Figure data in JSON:
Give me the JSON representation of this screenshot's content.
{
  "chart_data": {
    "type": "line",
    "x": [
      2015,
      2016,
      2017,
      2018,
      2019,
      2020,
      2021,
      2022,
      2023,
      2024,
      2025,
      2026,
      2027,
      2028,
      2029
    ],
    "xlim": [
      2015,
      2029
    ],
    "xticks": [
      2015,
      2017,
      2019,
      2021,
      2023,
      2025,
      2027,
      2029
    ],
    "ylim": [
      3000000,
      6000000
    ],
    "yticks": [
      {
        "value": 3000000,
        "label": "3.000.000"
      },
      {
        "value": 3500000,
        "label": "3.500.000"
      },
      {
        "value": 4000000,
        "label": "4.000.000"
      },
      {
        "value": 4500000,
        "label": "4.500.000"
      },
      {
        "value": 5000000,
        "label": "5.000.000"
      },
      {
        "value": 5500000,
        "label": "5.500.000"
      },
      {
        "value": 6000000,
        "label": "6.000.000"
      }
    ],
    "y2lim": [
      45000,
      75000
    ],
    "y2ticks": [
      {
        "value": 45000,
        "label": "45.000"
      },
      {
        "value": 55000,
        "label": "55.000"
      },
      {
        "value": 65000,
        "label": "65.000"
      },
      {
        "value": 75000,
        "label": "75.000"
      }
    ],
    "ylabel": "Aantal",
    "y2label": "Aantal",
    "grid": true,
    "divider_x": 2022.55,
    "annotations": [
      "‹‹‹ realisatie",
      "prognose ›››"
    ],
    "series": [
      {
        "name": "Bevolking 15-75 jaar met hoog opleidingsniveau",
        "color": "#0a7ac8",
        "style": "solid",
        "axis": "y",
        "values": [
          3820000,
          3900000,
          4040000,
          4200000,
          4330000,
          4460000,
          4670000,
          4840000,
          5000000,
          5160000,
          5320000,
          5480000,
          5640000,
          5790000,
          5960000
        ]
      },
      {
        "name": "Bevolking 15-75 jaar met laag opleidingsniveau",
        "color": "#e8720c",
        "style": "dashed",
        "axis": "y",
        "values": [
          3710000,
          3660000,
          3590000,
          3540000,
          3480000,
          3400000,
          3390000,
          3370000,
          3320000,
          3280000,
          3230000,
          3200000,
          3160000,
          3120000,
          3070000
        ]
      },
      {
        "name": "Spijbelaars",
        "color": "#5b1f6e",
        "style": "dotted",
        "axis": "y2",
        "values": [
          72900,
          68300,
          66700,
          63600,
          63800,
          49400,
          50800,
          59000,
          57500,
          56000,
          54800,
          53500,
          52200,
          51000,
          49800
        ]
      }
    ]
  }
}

* **Exercise**
Write out every line of the material again, exactly as it reads.

* **Task solution**
Give me the JSON representation of this screenshot's content.
{
  "chart_data": {
    "type": "line",
    "x": [
      2015,
      2016,
      2017,
      2018,
      2019,
      2020,
      2021,
      2022,
      2023,
      2024,
      2025,
      2026,
      2027,
      2028,
      2029
    ],
    "xlim": [
      2015,
      2029
    ],
    "xticks": [
      2015,
      2017,
      2019,
      2021,
      2023,
      2025,
      2027,
      2029
    ],
    "ylim": [
      3000000,
      6000000
    ],
    "yticks": [
      {
        "value": 3000000,
        "label": "3.000.000"
      },
      {
        "value": 3500000,
        "label": "3.500.000"
      },
      {
        "value": 4000000,
        "label": "4.000.000"
      },
      {
        "value": 4500000,
        "label": "4.500.000"
      },
      {
        "value": 5000000,
        "label": "5.000.000"
      },
      {
        "value": 5500000,
        "label": "5.500.000"
      },
      {
        "value": 6000000,
        "label": "6.000.000"
      }
    ],
    "y2lim": [
      45000,
      75000
    ],
    "y2ticks": [
      {
        "value": 45000,
        "label": "45.000"
      },
      {
        "value": 55000,
        "label": "55.000"
      },
      {
        "value": 65000,
        "label": "65.000"
      },
      {
        "value": 75000,
        "label": "75.000"
      }
    ],
    "ylabel": "Aantal",
    "y2label": "Aantal",
    "grid": true,
    "divider_x": 2022.55,
    "annotations": [
      "‹‹‹ realisatie",
      "prognose ›››"
    ],
    "series": [
      {
        "name": "Bevolking 15-75 jaar met hoog opleidingsniveau",
        "color": "#0a7ac8",
        "style": "solid",
        "axis": "y",
        "values": [
          3820000,
          3900000,
          4040000,
          4200000,
          4330000,
          4460000,
          4670000,
          4840000,
          5000000,
          5160000,
          5320000,
          5480000,
          5640000,
          5790000,
          5960000
        ]
      },
      {
        "name": "Bevolking 15-75 jaar met laag opleidingsniveau",
        "color": "#e8720c",
        "style": "dashed",
        "axis": "y",
        "values": [
          3710000,
          3660000,
          3590000,
          3540000,
          3480000,
          3400000,
          3390000,
          3370000,
          3320000,
          3280000,
          3230000,
          3200000,
          3160000,
          3120000,
          3070000
        ]
      },
      {
        "name": "Spijbelaars",
        "color": "#5b1f6e",
        "style": "dotted",
        "axis": "y2",
        "values": [
          72900,
          68300,
          66700,
          63600,
          63800,
          49400,
          50800,
          59000,
          57500,
          56000,
          54800,
          53500,
          52200,
          51000,
          49800
        ]
      }
    ]
  }
}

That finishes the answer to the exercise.